Saved entries
━━━━━━━━━━
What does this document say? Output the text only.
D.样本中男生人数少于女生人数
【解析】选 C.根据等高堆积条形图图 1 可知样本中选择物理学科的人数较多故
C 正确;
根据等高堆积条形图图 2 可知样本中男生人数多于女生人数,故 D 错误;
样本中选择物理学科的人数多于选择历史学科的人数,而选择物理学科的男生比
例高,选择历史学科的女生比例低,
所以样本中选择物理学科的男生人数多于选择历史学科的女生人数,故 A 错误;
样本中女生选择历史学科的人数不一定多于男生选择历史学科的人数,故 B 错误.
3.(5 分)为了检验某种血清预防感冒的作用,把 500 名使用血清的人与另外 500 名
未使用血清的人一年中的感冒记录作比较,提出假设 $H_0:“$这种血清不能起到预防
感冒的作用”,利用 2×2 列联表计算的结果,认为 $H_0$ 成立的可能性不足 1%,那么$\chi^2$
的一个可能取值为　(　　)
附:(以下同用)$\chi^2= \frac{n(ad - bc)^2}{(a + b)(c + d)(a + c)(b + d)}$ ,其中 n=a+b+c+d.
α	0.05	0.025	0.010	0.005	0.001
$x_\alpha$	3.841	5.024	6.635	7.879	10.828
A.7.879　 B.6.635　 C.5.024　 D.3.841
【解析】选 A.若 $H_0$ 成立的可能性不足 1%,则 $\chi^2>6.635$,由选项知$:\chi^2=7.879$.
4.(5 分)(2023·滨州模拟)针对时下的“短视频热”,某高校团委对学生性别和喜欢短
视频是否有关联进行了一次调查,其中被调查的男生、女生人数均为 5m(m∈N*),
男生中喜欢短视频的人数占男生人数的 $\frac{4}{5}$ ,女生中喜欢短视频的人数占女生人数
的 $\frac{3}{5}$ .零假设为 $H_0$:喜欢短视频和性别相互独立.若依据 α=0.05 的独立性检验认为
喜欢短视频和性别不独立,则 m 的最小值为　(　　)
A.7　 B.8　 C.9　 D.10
━━━━━━━━━━
## GIVEN TASK
Return every record, word for word.

## EXPECTED ANSWER
What does this document say? Output the text only.
D.样本中男生人数少于女生人数
【解析】选 C.根据等高堆积条形图图 1 可知样本中选择物理学科的人数较多故
C 正确;
根据等高堆积条形图图 2 可知样本中男生人数多于女生人数,故 D 错误;
样本中选择物理学科的人数多于选择历史学科的人数,而选择物理学科的男生比
例高,选择历史学科的女生比例低,
所以样本中选择物理学科的男生人数多于选择历史学科的女生人数,故 A 错误;
样本中女生选择历史学科的人数不一定多于男生选择历史学科的人数,故 B 错误.
3.(5 分)为了检验某种血清预防感冒的作用,把 500 名使用血清的人与另外 500 名
未使用血清的人一年中的感冒记录作比较,提出假设 $H_0:“$这种血清不能起到预防
感冒的作用”,利用 2×2 列联表计算的结果,认为 $H_0$ 成立的可能性不足 1%,那么$\chi^2$
的一个可能取值为　(　　)
附:(以下同用)$\chi^2= \frac{n(ad - bc)^2}{(a + b)(c + d)(a + c)(b + d)}$ ,其中 n=a+b+c+d.
α	0.05	0.025	0.010	0.005	0.001
$x_\alpha$	3.841	5.024	6.635	7.879	10.828
A.7.879　 B.6.635　 C.5.024　 D.3.841
【解析】选 A.若 $H_0$ 成立的可能性不足 1%,则 $\chi^2>6.635$,由选项知$:\chi^2=7.879$.
4.(5 分)(2023·滨州模拟)针对时下的“短视频热”,某高校团委对学生性别和喜欢短
视频是否有关联进行了一次调查,其中被调查的男生、女生人数均为 5m(m∈N*),
男生中喜欢短视频的人数占男生人数的 $\frac{4}{5}$ ,女生中喜欢短视频的人数占女生人数
的 $\frac{3}{5}$ .零假设为 $H_0$:喜欢短视频和性别相互独立.若依据 α=0.05 的独立性检验认为
喜欢短视频和性别不独立,则 m 的最小值为　(　　)
A.7　 B.8　 C.9　 D.10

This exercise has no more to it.